:: Task description ::
Find the lines with "title" in them and copy them out.
--- Start of Stored data ---
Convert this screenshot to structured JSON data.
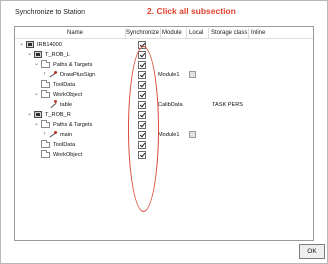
{
  "dialog": {
    "title": "Synchronize to Station",
    "annotation": "2. Click all subsection",
    "ok_label": "OK"
  },
  "columns": {
    "name": "Name",
    "synchronize": "Synchronize",
    "module": "Module",
    "local": "Local",
    "storage_class": "Storage class",
    "inline": "Inline"
  },
  "rows": [
    {
      "label": "IRB14000",
      "icon": "robot-icon",
      "expander": "collapse",
      "checked": true
    },
    {
      "label": "T_ROB_L",
      "icon": "robot-task-icon",
      "expander": "collapse",
      "checked": true
    },
    {
      "label": "Paths & Targets",
      "icon": "folder-icon",
      "expander": "collapse",
      "checked": true
    },
    {
      "label": "DrawPlusSign",
      "icon": "path-icon",
      "expander": "expand",
      "checked": true,
      "module": "Module1",
      "local": false
    },
    {
      "label": "ToolData",
      "icon": "folder-icon",
      "checked": true
    },
    {
      "label": "WorkObject",
      "icon": "folder-icon",
      "expander": "collapse",
      "checked": true
    },
    {
      "label": "table",
      "icon": "workobject-icon",
      "checked": true,
      "module": "CalibData",
      "storage": "TASK PERS"
    },
    {
      "label": "T_ROB_R",
      "icon": "robot-task-icon",
      "expander": "collapse",
      "checked": true
    },
    {
      "label": "Paths & Targets",
      "icon": "folder-icon",
      "expander": "collapse",
      "checked": true
    },
    {
      "label": "main",
      "icon": "path-icon",
      "expander": "expand",
      "checked": true,
      "module": "Module1",
      "local": false
    },
    {
      "label": "ToolData",
      "icon": "folder-icon",
      "checked": true
    },
    {
      "label": "WorkObject",
      "icon": "folder-icon",
      "checked": true
    }
  ]
}
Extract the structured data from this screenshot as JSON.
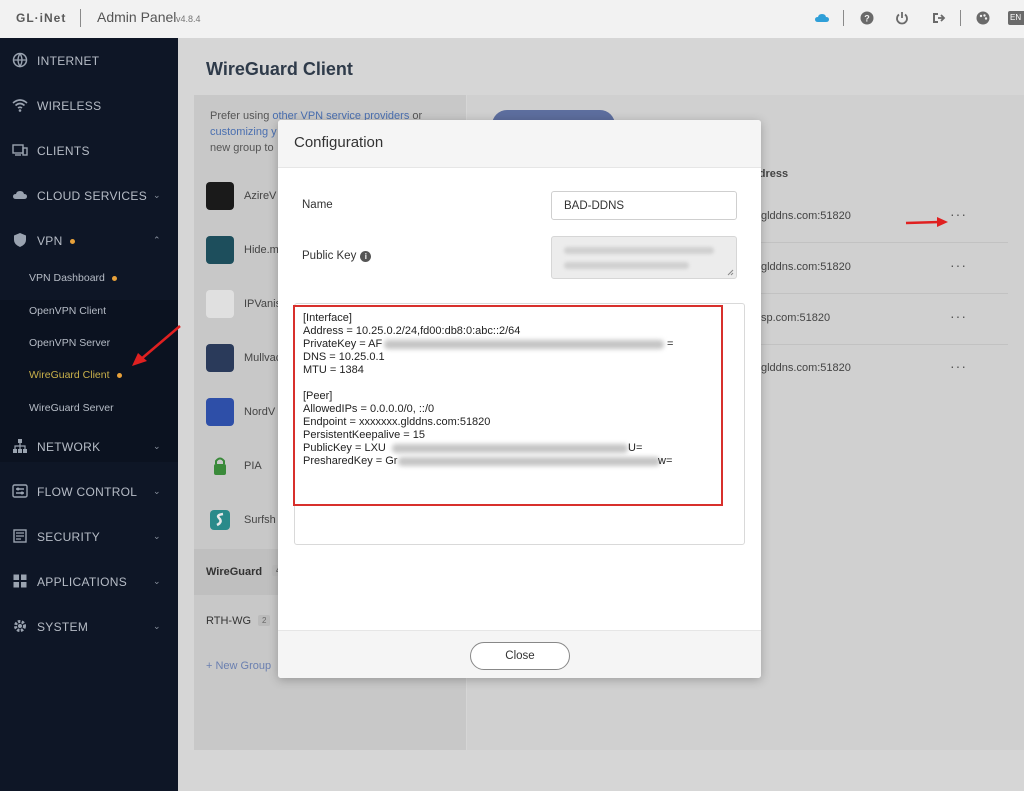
{
  "header": {
    "logo": "GL·iNet",
    "title": "Admin Panel",
    "version": "v4.8.4",
    "lang": "EN"
  },
  "sidebar": {
    "items": [
      {
        "label": "INTERNET",
        "icon": "globe-icon"
      },
      {
        "label": "WIRELESS",
        "icon": "wifi-icon"
      },
      {
        "label": "CLIENTS",
        "icon": "devices-icon"
      },
      {
        "label": "CLOUD SERVICES",
        "icon": "cloud-icon"
      },
      {
        "label": "VPN",
        "icon": "shield-icon"
      },
      {
        "label": "NETWORK",
        "icon": "network-icon"
      },
      {
        "label": "FLOW CONTROL",
        "icon": "flow-icon"
      },
      {
        "label": "SECURITY",
        "icon": "security-icon"
      },
      {
        "label": "APPLICATIONS",
        "icon": "apps-icon"
      },
      {
        "label": "SYSTEM",
        "icon": "gear-icon"
      }
    ],
    "vpn_sub": [
      {
        "label": "VPN Dashboard"
      },
      {
        "label": "OpenVPN Client"
      },
      {
        "label": "OpenVPN Server"
      },
      {
        "label": "WireGuard Client"
      },
      {
        "label": "WireGuard Server"
      }
    ]
  },
  "main": {
    "title": "WireGuard Client",
    "intro": {
      "prefix": "Prefer using ",
      "link1": "other VPN service providers",
      "mid": " or",
      "link2": "customizing y",
      "suffix": "new group to"
    },
    "providers": [
      {
        "name": "AzireV",
        "color": "#1a1a1a"
      },
      {
        "name": "Hide.m",
        "color": "#1d4e5c"
      },
      {
        "name": "IPVanis",
        "color": "#e8e8e8"
      },
      {
        "name": "Mullvac",
        "color": "#2a3a5a"
      },
      {
        "name": "NordV",
        "color": "#2e4fa8"
      },
      {
        "name": "PIA",
        "color": "#c8c8c8"
      },
      {
        "name": "Surfsh",
        "color": "#c8c8c8"
      }
    ],
    "groups": [
      {
        "name": "WireGuard",
        "count": "4"
      },
      {
        "name": "RTH-WG",
        "count": "2"
      }
    ],
    "new_group": "+  New Group",
    "address_header": "ddress",
    "rows": [
      {
        "address": "glddns.com:51820"
      },
      {
        "address": "glddns.com:51820"
      },
      {
        "address": "sp.com:51820"
      },
      {
        "address": "glddns.com:51820"
      }
    ],
    "more_label": "···"
  },
  "modal": {
    "title": "Configuration",
    "name_label": "Name",
    "name_value": "BAD-DDNS",
    "pubkey_label": "Public Key",
    "config_lines": [
      "[Interface]",
      "Address = 10.25.0.2/24,fd00:db8:0:abc::2/64",
      "PrivateKey = AF",
      "DNS = 10.25.0.1",
      "MTU = 1384",
      "",
      "[Peer]",
      "AllowedIPs = 0.0.0.0/0, ::/0",
      "Endpoint = xxxxxxx.glddns.com:51820",
      "PersistentKeepalive = 15",
      "PublicKey = LXU",
      "PresharedKey = Gr"
    ],
    "privkey_tail": "=",
    "pubkey_tail": "U=",
    "psk_tail": "w=",
    "close_label": "Close"
  },
  "colors": {
    "sidebar_bg": "#0e1626",
    "active_item": "#c9b04a",
    "status_dot": "#e8a13a",
    "highlight_border": "#d8302c",
    "annotation_arrow": "#e02020"
  }
}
--- End of Stored data ---
:: Solution to the problem ::
    "title": "Synchronize to Station",
    "title": "Admin Panel",
    "title": "WireGuard Client",
    "title": "Configuration",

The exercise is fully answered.